◆ **CHALLENGE**: Locate the lines that hold the string "Руководитель". Copy every such line.

□ □ □ □

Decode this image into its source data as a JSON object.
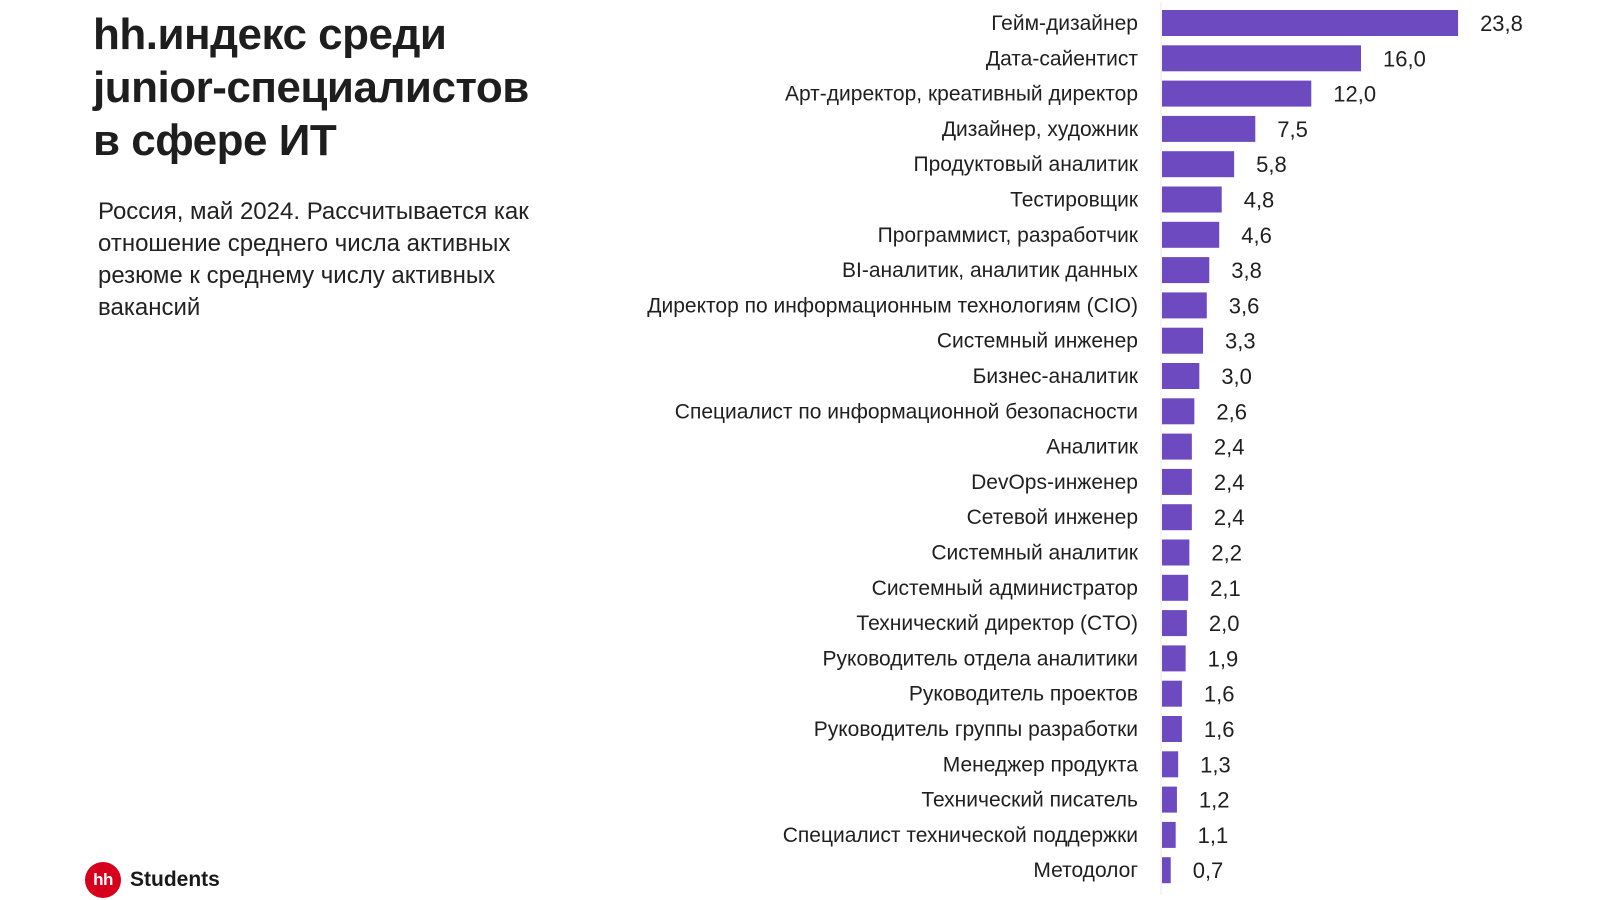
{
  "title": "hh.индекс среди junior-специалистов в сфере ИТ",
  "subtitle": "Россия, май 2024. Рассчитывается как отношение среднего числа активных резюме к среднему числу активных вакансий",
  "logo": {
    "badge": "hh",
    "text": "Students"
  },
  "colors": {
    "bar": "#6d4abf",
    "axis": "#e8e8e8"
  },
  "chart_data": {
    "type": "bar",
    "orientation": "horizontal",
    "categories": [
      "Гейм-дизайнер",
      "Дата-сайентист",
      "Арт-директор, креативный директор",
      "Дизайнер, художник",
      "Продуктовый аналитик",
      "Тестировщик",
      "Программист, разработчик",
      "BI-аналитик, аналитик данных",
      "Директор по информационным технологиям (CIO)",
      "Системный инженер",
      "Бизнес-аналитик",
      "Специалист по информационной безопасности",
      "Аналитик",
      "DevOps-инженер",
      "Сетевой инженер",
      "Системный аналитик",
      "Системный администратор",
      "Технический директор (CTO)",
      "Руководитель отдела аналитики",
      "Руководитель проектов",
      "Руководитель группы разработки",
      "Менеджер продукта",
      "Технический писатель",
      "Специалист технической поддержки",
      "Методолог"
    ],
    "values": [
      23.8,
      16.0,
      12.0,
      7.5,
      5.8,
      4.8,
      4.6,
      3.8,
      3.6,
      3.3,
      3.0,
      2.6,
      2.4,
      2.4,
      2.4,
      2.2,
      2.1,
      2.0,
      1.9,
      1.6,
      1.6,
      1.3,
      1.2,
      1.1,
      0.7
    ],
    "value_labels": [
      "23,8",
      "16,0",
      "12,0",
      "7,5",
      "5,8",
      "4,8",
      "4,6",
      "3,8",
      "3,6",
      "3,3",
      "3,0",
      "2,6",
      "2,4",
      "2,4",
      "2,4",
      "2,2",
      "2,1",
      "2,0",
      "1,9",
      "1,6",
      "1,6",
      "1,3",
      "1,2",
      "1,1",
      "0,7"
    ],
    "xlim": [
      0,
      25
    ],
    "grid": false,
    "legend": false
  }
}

□ □ □ □

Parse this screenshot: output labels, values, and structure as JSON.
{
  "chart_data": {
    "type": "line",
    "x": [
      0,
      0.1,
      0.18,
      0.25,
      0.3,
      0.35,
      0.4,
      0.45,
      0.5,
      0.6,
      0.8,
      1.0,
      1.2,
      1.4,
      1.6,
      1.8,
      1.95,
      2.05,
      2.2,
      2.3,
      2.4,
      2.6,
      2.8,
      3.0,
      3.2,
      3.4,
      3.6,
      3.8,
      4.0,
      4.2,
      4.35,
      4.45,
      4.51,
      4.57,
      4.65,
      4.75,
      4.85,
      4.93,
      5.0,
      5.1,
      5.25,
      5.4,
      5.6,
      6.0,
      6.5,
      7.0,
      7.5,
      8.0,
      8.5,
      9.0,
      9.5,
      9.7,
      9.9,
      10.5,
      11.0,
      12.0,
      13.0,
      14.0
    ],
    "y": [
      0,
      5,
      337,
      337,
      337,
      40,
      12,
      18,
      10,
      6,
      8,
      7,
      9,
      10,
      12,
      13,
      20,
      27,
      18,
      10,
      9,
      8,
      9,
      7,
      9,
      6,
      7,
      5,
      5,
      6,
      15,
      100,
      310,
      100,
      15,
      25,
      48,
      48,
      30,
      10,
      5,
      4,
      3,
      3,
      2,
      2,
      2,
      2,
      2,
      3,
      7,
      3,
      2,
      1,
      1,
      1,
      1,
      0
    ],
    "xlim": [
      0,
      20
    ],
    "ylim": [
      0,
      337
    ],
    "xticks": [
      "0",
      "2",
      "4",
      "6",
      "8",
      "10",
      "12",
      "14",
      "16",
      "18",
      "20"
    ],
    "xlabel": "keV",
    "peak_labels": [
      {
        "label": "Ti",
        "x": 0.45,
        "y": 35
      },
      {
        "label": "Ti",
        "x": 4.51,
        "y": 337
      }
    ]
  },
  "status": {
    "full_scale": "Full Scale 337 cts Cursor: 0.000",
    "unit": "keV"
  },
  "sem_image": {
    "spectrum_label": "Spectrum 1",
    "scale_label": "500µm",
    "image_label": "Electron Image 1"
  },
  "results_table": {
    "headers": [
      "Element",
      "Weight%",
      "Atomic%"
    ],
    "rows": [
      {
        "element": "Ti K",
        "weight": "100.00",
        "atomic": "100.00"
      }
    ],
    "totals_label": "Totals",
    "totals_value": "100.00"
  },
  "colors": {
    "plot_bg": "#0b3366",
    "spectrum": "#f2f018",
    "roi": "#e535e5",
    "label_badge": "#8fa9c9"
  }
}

□ □ □ □

◆ **COMPLETE RESPONSE**:
      "Руководитель отдела аналитики",
      "Руководитель проектов",
      "Руководитель группы разработки",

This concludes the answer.